Scan the following material for the string "color" and copy each line in which it appears.

Records excerpted from a collection:

--- BEGIN ---

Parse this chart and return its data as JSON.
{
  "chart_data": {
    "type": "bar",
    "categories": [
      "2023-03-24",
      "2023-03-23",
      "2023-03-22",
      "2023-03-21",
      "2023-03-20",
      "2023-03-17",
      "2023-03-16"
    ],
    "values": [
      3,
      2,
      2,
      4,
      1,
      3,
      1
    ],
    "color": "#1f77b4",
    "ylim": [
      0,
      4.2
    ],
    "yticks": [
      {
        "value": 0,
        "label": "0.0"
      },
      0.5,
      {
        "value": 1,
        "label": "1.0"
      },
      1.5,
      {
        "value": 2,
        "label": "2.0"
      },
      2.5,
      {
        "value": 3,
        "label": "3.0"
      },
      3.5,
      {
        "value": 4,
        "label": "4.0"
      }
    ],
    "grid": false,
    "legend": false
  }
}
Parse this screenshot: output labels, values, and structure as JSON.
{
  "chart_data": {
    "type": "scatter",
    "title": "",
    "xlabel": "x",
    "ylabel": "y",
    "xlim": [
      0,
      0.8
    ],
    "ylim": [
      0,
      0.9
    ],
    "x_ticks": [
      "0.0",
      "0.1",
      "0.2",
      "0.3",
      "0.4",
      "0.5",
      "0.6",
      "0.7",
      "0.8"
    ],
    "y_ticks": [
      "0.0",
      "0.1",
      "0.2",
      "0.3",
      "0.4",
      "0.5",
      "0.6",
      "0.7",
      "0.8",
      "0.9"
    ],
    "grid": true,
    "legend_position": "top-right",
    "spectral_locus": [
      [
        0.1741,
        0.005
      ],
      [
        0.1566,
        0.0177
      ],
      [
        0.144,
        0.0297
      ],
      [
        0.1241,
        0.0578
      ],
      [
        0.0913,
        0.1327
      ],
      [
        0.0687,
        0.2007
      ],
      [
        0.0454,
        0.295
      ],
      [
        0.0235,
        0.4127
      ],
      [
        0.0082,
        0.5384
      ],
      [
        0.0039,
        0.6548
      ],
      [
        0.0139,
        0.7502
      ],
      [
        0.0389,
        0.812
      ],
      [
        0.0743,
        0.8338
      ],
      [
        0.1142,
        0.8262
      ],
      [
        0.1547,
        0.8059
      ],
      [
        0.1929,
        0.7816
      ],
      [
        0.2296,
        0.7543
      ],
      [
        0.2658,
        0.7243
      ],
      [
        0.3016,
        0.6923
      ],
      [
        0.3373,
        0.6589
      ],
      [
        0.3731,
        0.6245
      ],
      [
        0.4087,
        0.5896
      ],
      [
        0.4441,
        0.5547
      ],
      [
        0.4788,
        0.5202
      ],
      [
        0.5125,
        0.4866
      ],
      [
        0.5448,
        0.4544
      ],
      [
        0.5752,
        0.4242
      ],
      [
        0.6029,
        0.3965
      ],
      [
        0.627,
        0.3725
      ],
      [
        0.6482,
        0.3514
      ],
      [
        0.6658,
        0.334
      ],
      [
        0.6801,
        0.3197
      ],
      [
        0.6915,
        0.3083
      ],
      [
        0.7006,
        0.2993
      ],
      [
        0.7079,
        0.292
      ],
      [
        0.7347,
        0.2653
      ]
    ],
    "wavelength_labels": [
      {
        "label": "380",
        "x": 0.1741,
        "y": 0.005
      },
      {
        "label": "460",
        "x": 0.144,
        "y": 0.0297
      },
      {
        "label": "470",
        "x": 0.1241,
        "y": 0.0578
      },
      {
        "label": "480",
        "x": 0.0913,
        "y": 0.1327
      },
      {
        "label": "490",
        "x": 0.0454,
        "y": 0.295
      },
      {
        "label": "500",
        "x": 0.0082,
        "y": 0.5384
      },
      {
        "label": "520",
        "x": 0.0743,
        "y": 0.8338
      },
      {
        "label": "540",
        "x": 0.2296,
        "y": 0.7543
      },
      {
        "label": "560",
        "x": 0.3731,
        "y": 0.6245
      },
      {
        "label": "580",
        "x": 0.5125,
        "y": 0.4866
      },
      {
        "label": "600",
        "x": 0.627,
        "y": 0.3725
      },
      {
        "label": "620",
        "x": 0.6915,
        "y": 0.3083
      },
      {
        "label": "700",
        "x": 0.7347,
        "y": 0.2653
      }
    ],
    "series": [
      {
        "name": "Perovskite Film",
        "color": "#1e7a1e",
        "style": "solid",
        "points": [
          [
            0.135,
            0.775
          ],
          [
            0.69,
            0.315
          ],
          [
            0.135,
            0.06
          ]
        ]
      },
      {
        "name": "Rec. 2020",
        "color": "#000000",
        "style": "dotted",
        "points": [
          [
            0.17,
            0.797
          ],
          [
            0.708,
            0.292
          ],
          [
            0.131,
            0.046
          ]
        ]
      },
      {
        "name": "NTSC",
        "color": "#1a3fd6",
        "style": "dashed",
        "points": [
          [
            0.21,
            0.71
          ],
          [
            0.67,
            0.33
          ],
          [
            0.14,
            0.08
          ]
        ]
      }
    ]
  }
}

--- END ---

→ **WRITTEN REPLY**
    "color": "#1f77b4",
        "color": "#1e7a1e",
        "color": "#000000",
        "color": "#1a3fd6",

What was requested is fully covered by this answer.